-- Begin --
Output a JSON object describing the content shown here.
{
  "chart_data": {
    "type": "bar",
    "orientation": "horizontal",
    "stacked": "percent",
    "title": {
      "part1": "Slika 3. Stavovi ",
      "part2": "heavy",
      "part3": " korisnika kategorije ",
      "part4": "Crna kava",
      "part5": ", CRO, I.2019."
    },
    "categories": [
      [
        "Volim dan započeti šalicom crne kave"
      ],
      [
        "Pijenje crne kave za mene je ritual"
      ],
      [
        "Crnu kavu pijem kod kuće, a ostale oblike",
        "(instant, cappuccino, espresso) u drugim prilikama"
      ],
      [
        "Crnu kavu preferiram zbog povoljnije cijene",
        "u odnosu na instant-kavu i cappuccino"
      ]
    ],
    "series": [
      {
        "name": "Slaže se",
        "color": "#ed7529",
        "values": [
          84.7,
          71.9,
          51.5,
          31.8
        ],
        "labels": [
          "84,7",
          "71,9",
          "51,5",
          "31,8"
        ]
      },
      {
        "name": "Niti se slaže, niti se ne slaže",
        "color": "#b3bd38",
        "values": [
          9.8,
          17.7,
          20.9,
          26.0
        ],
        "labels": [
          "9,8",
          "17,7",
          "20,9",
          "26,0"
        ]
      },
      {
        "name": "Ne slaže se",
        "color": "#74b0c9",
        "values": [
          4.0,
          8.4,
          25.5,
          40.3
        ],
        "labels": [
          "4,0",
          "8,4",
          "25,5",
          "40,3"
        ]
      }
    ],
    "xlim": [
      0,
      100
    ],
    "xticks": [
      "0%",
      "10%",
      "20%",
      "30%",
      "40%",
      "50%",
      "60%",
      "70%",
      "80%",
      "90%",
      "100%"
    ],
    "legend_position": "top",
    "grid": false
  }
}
-- End --
Please copy out each record, character for character.

Output a JSON object describing the content shown here.
{
  "chart_data": {
    "type": "bar",
    "orientation": "horizontal",
    "stacked": "percent",
    "title": {
      "part1": "Slika 3. Stavovi ",
      "part2": "heavy",
      "part3": " korisnika kategorije ",
      "part4": "Crna kava",
      "part5": ", CRO, I.2019."
    },
    "categories": [
      [
        "Volim dan započeti šalicom crne kave"
      ],
      [
        "Pijenje crne kave za mene je ritual"
      ],
      [
        "Crnu kavu pijem kod kuće, a ostale oblike",
        "(instant, cappuccino, espresso) u drugim prilikama"
      ],
      [
        "Crnu kavu preferiram zbog povoljnije cijene",
        "u odnosu na instant-kavu i cappuccino"
      ]
    ],
    "series": [
      {
        "name": "Slaže se",
        "color": "#ed7529",
        "values": [
          84.7,
          71.9,
          51.5,
          31.8
        ],
        "labels": [
          "84,7",
          "71,9",
          "51,5",
          "31,8"
        ]
      },
      {
        "name": "Niti se slaže, niti se ne slaže",
        "color": "#b3bd38",
        "values": [
          9.8,
          17.7,
          20.9,
          26.0
        ],
        "labels": [
          "9,8",
          "17,7",
          "20,9",
          "26,0"
        ]
      },
      {
        "name": "Ne slaže se",
        "color": "#74b0c9",
        "values": [
          4.0,
          8.4,
          25.5,
          40.3
        ],
        "labels": [
          "4,0",
          "8,4",
          "25,5",
          "40,3"
        ]
      }
    ],
    "xlim": [
      0,
      100
    ],
    "xticks": [
      "0%",
      "10%",
      "20%",
      "30%",
      "40%",
      "50%",
      "60%",
      "70%",
      "80%",
      "90%",
      "100%"
    ],
    "legend_position": "top",
    "grid": false
  }
}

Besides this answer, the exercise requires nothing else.